Set down each record exactly as written.

=== AVAILABLE DATA ===

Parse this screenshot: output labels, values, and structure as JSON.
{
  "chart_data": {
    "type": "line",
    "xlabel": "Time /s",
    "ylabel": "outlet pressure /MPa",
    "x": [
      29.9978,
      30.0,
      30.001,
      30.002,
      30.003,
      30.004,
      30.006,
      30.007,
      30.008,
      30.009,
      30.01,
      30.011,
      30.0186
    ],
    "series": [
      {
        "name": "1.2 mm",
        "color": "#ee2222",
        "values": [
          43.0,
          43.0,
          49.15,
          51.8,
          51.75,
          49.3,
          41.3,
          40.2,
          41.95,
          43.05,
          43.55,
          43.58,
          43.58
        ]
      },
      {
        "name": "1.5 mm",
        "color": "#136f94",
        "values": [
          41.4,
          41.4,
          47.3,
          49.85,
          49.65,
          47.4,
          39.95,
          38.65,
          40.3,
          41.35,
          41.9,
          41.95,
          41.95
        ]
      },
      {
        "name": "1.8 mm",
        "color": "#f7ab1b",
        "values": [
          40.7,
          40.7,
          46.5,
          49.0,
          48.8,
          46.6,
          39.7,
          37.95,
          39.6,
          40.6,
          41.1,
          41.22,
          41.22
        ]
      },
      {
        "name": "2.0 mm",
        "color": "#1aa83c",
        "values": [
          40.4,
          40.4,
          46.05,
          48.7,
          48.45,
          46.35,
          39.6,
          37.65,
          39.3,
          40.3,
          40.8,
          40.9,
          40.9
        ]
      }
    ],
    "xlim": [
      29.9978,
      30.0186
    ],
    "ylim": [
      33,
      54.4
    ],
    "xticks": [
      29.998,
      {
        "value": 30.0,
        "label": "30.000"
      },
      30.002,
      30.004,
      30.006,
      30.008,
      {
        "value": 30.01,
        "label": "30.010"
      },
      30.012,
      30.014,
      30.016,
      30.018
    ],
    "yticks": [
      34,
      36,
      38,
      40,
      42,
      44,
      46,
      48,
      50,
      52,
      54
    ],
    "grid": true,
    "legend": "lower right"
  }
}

===

◆ OUTPUT OF THE EXERCISE:
Parse this screenshot: output labels, values, and structure as JSON.
{
  "chart_data": {
    "type": "line",
    "xlabel": "Time /s",
    "ylabel": "outlet pressure /MPa",
    "x": [
      29.9978,
      30.0,
      30.001,
      30.002,
      30.003,
      30.004,
      30.006,
      30.007,
      30.008,
      30.009,
      30.01,
      30.011,
      30.0186
    ],
    "series": [
      {
        "name": "1.2 mm",
        "color": "#ee2222",
        "values": [
          43.0,
          43.0,
          49.15,
          51.8,
          51.75,
          49.3,
          41.3,
          40.2,
          41.95,
          43.05,
          43.55,
          43.58,
          43.58
        ]
      },
      {
        "name": "1.5 mm",
        "color": "#136f94",
        "values": [
          41.4,
          41.4,
          47.3,
          49.85,
          49.65,
          47.4,
          39.95,
          38.65,
          40.3,
          41.35,
          41.9,
          41.95,
          41.95
        ]
      },
      {
        "name": "1.8 mm",
        "color": "#f7ab1b",
        "values": [
          40.7,
          40.7,
          46.5,
          49.0,
          48.8,
          46.6,
          39.7,
          37.95,
          39.6,
          40.6,
          41.1,
          41.22,
          41.22
        ]
      },
      {
        "name": "2.0 mm",
        "color": "#1aa83c",
        "values": [
          40.4,
          40.4,
          46.05,
          48.7,
          48.45,
          46.35,
          39.6,
          37.65,
          39.3,
          40.3,
          40.8,
          40.9,
          40.9
        ]
      }
    ],
    "xlim": [
      29.9978,
      30.0186
    ],
    "ylim": [
      33,
      54.4
    ],
    "xticks": [
      29.998,
      {
        "value": 30.0,
        "label": "30.000"
      },
      30.002,
      30.004,
      30.006,
      30.008,
      {
        "value": 30.01,
        "label": "30.010"
      },
      30.012,
      30.014,
      30.016,
      30.018
    ],
    "yticks": [
      34,
      36,
      38,
      40,
      42,
      44,
      46,
      48,
      50,
      52,
      54
    ],
    "grid": true,
    "legend": "lower right"
  }
}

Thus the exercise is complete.